• PROMPT:
From the listing below, select every line where the word "iusta" appears.

********

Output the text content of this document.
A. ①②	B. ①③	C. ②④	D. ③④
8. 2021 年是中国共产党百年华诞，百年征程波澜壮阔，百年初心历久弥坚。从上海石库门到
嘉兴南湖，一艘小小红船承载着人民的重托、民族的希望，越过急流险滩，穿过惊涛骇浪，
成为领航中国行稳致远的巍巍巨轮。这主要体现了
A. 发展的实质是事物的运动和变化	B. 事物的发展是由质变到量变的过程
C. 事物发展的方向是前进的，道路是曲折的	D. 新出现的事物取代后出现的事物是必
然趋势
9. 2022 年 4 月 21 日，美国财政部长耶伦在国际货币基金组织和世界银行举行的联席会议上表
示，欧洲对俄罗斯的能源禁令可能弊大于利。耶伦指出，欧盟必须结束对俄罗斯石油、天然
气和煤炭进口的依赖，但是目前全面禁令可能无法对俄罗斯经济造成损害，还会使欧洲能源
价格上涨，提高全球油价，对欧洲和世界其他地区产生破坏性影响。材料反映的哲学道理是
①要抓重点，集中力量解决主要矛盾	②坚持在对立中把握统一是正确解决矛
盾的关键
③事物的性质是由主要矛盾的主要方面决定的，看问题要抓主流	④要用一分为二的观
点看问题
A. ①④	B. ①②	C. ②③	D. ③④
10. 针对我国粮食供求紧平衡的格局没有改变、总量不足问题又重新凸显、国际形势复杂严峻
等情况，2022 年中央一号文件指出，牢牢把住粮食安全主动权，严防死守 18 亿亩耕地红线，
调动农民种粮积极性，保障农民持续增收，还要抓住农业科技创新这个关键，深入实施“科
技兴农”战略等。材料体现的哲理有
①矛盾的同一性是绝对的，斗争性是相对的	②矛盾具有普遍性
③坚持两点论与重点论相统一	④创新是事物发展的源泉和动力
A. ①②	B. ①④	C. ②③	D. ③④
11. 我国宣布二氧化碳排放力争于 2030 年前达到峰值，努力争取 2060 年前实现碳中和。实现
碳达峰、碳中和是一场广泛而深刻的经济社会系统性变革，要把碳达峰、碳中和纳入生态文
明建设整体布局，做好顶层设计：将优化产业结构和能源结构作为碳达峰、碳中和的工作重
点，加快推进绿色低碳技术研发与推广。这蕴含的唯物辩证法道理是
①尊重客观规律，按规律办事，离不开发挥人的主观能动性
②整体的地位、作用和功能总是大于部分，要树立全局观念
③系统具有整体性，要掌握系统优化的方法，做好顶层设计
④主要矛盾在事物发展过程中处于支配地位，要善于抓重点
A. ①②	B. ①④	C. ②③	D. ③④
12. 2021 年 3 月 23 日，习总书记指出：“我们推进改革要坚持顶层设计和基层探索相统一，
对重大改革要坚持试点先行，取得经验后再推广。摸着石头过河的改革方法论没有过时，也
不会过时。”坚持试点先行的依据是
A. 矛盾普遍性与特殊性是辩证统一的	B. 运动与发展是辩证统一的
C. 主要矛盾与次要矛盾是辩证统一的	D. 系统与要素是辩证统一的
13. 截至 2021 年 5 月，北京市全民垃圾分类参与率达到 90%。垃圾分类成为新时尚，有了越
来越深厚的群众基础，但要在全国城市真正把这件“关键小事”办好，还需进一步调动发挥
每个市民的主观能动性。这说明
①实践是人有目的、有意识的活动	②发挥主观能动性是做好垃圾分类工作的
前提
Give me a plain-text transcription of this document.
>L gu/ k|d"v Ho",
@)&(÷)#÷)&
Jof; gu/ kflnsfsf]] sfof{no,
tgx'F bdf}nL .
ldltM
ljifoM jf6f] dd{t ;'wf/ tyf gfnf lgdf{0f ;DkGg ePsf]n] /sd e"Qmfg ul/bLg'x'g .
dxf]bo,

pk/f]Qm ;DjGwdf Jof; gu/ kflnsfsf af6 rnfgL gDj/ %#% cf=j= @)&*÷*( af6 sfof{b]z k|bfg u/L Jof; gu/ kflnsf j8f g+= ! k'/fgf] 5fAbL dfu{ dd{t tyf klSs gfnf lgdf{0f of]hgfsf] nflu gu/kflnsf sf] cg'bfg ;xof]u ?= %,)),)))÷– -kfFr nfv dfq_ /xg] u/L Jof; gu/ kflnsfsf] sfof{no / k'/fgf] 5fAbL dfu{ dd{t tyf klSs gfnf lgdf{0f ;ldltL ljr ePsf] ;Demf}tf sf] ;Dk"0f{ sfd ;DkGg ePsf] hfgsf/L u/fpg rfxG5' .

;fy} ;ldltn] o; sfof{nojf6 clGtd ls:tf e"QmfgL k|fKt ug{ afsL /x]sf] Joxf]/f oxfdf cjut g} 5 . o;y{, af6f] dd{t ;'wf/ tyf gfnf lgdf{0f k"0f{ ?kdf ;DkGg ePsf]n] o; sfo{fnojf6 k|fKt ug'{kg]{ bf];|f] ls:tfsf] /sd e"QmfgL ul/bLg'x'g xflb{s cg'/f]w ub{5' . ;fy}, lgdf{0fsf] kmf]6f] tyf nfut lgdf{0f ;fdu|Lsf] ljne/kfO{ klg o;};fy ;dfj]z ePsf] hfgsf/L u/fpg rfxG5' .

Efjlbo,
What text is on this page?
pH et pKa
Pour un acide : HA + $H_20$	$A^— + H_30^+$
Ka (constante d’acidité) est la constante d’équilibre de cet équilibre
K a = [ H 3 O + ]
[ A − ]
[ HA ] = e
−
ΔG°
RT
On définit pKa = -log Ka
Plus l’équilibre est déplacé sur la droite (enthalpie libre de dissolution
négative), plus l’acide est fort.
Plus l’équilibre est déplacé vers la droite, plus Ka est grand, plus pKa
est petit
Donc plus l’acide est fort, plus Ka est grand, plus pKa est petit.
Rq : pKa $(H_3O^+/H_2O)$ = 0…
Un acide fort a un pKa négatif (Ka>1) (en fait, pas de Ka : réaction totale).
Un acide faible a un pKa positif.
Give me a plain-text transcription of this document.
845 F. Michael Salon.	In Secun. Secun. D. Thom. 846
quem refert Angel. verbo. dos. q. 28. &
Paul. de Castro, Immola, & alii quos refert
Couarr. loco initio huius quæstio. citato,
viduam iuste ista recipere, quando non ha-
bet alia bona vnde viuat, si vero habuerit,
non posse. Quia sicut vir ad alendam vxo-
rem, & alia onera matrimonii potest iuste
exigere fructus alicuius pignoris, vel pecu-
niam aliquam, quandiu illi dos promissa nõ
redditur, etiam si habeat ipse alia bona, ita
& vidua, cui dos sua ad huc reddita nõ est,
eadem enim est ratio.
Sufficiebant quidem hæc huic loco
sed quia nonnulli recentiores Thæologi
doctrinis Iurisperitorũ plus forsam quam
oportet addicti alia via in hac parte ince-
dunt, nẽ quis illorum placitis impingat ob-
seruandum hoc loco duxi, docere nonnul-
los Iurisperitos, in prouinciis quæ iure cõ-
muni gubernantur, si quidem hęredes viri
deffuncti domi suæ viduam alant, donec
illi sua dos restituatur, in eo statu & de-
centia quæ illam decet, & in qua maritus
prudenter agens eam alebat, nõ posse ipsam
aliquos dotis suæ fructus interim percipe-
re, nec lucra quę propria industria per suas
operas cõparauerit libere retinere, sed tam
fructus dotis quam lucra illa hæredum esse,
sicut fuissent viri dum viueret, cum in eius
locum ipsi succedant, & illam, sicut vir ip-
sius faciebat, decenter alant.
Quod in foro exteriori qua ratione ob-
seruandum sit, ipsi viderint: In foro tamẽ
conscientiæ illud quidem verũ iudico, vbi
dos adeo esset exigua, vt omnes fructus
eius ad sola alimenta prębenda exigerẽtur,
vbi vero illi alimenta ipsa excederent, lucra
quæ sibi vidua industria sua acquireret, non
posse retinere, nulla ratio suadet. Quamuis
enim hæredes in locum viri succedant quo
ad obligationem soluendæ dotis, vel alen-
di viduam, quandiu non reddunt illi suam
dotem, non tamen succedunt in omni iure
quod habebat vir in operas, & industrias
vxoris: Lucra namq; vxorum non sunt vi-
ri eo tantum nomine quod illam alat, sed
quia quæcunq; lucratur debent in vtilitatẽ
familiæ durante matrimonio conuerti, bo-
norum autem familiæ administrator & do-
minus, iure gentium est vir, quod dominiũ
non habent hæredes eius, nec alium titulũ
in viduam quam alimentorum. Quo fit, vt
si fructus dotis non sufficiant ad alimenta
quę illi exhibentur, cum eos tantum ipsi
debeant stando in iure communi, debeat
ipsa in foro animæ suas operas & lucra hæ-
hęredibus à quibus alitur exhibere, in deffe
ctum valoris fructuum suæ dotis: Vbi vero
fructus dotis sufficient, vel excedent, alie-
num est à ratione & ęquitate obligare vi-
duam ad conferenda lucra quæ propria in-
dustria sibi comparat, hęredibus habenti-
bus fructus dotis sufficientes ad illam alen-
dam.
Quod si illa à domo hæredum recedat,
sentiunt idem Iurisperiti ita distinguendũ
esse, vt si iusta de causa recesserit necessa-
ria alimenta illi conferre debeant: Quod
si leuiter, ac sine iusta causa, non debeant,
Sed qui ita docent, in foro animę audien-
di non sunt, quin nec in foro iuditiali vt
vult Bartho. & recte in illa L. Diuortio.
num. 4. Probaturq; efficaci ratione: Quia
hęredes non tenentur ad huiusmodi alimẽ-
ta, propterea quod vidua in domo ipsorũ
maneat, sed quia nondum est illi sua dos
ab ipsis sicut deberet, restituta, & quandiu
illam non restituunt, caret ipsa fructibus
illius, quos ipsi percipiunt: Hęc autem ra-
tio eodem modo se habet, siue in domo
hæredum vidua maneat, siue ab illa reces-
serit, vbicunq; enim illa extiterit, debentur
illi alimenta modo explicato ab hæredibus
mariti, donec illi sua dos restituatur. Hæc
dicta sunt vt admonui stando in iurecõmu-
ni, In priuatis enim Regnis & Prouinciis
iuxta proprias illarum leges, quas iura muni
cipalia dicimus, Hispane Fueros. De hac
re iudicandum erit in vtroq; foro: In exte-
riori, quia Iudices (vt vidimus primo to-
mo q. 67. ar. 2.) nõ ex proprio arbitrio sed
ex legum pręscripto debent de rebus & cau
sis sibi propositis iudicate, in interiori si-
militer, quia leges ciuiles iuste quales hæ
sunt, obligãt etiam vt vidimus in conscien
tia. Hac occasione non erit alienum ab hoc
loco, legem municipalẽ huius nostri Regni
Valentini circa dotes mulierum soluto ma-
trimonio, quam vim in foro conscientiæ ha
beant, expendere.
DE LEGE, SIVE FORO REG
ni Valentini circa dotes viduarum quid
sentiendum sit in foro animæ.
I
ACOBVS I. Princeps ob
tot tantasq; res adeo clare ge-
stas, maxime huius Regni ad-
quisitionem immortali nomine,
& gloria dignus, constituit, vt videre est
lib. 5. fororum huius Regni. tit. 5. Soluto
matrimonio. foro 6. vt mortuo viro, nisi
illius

********

• EXPECTED ANSWER:
esse, vt si iusta de causa recesserit necessa-
si leuiter, ac sine iusta causa, non debeant,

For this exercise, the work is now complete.